### Vorliegender Text

Rückgabe von NS-Raubgut:
Urenkel von verfolgtem Sinto erhält Armband zurück
Die Nationalsozialisten nahmen Johann Franz sein Armband ab, als sie ihn 1941 in das Konzentrationslager Auschwitz einlieferten. Nach langjähriger Suche konnten die Arolsen Archives nun einen Urenkel finden. Er erhielt das Armband am Vortag des Europäischen Holocaust-Gedenktages der Sinti und Roma zurück. Die Nationalsozialisten ermordeten über 500.000 Sinti und Roma aus ganz Europa, darunter die Frau von Johann Franz und sieben seiner Kinder.
Für Thomas Franz war es eine große Überraschung, dass ein persönlicher Gegenstand von seiner Familie aus der Zeit vor der Verfolgung erhalten ist. „Es ist schön und berührend, jetzt etwas in der Hand zu halten, das meinem Uropa etwas bedeutet hat und das er schon vor der Zeit im KZ besaß. Wir haben sonst nichts aus dieser Zeit. Die Nazis haben meiner Familie alles genommen.“ Die Mutter und sechs der Kinder wurden im „Zigeunerfamilienlager“ im KZ Auschwitz ermordet, ein Sohn starb vermutlich im KZ Mittelbau-Dora. Nur Johann Franz und zwei seiner Kinder überlebten.
„Die Übergabe in Brake ist etwas ganz Besonderes: Wir haben kaum Gegenstände von verfolgten Sinti und Roma in unserem Archiv“, erklärt Floriane Azoulay, Direktorin der Arolsen Archives. „Sie wurden in die Vernichtungslager im besetzten Polen und Belarus deportiert, in den meisten Fällen dort ermordet und ihr Besitz verwertet.“ Das Armband von Johann Franz ist erhalten, weil er im März 1943 aus dem KZ Auschwitz zur Zwangsarbeit ins KZ Neuengamme transportiert wurde. Bei solchen Transporten schickten die Nationalsozialisten die persönlichen Gegenstände mit. Diese sogenannten Effekten aus dem KZ Neuengamme wurden nach der Befreiung von der Britischen Armee sichergestellt und gelangten Jahrzehnte später in die Arolsen Archives.

### Ausschnitte der Auflistung
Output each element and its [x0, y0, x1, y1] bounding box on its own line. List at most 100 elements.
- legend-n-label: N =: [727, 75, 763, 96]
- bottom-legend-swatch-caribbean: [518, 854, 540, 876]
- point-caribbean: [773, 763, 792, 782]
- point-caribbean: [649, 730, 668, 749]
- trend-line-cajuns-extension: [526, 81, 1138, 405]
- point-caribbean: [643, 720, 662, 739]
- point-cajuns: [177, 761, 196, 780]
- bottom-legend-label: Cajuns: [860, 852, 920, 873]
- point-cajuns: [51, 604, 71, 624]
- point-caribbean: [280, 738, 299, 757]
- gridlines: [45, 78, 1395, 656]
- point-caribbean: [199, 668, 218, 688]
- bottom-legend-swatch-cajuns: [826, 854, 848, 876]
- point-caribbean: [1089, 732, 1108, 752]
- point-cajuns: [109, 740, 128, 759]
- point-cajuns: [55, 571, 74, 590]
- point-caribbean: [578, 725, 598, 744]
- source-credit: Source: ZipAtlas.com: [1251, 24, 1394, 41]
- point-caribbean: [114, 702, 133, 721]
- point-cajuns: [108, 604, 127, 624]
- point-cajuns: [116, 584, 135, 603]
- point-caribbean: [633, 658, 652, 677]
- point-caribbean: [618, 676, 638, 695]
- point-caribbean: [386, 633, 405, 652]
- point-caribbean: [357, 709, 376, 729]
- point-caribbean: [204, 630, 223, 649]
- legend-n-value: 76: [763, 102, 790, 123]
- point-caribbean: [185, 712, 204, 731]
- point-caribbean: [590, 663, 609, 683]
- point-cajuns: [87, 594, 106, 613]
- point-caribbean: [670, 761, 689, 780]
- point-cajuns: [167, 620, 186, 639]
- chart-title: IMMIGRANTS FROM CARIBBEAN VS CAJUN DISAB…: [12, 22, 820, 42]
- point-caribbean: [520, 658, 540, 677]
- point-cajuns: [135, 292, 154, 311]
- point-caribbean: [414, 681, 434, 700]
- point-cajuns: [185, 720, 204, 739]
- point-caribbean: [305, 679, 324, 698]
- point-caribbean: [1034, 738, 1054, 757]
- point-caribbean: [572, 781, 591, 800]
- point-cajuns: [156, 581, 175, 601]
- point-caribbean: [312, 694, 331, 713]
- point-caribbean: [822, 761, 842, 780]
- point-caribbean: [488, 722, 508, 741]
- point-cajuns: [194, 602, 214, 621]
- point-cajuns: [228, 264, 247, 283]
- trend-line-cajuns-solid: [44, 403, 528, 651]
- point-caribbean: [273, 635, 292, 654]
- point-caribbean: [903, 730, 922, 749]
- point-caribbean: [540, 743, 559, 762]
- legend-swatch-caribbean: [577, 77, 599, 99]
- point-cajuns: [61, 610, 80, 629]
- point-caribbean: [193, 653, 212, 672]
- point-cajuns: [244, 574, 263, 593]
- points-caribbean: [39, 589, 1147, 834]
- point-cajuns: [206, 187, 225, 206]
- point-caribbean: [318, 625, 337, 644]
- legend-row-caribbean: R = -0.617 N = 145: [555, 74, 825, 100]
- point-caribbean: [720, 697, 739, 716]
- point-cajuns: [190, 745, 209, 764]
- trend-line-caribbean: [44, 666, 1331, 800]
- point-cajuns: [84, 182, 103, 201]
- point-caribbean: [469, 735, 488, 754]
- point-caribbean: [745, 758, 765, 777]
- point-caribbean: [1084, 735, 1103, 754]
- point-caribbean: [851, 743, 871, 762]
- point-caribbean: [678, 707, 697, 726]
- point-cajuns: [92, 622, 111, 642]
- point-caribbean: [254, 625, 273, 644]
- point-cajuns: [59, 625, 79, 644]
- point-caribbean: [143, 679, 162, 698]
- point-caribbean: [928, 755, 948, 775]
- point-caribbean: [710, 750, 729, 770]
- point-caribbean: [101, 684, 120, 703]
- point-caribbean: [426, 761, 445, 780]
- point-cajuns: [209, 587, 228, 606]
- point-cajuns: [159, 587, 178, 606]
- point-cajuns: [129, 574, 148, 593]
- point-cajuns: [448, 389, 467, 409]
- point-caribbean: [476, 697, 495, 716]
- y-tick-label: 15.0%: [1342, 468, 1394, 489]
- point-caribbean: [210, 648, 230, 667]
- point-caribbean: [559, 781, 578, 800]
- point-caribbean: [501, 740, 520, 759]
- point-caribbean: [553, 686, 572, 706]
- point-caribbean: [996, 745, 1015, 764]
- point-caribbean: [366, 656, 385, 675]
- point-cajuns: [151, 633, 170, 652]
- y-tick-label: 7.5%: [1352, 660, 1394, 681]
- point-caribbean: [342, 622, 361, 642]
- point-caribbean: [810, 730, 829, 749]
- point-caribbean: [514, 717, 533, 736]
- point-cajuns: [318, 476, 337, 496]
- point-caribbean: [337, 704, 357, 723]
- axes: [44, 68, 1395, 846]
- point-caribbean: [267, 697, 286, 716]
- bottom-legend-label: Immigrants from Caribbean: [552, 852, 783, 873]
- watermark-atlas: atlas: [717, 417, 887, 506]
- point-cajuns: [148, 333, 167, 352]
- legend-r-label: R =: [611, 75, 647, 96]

### Aufgaben
(1) In welchem Jahr wurde Johann Franz laut dem Text über das zurückgegebene Armband in das KZ Auschwitz eingeliefert?
(2) Zähle alle Konzentrationslager auf, die der Text über das zurückgegebene Armband mit Namen nennt.

### Antworten
(1) 1941

(2) KZ Auschwitz, KZ Mittelbau-Dora, KZ Neuengamme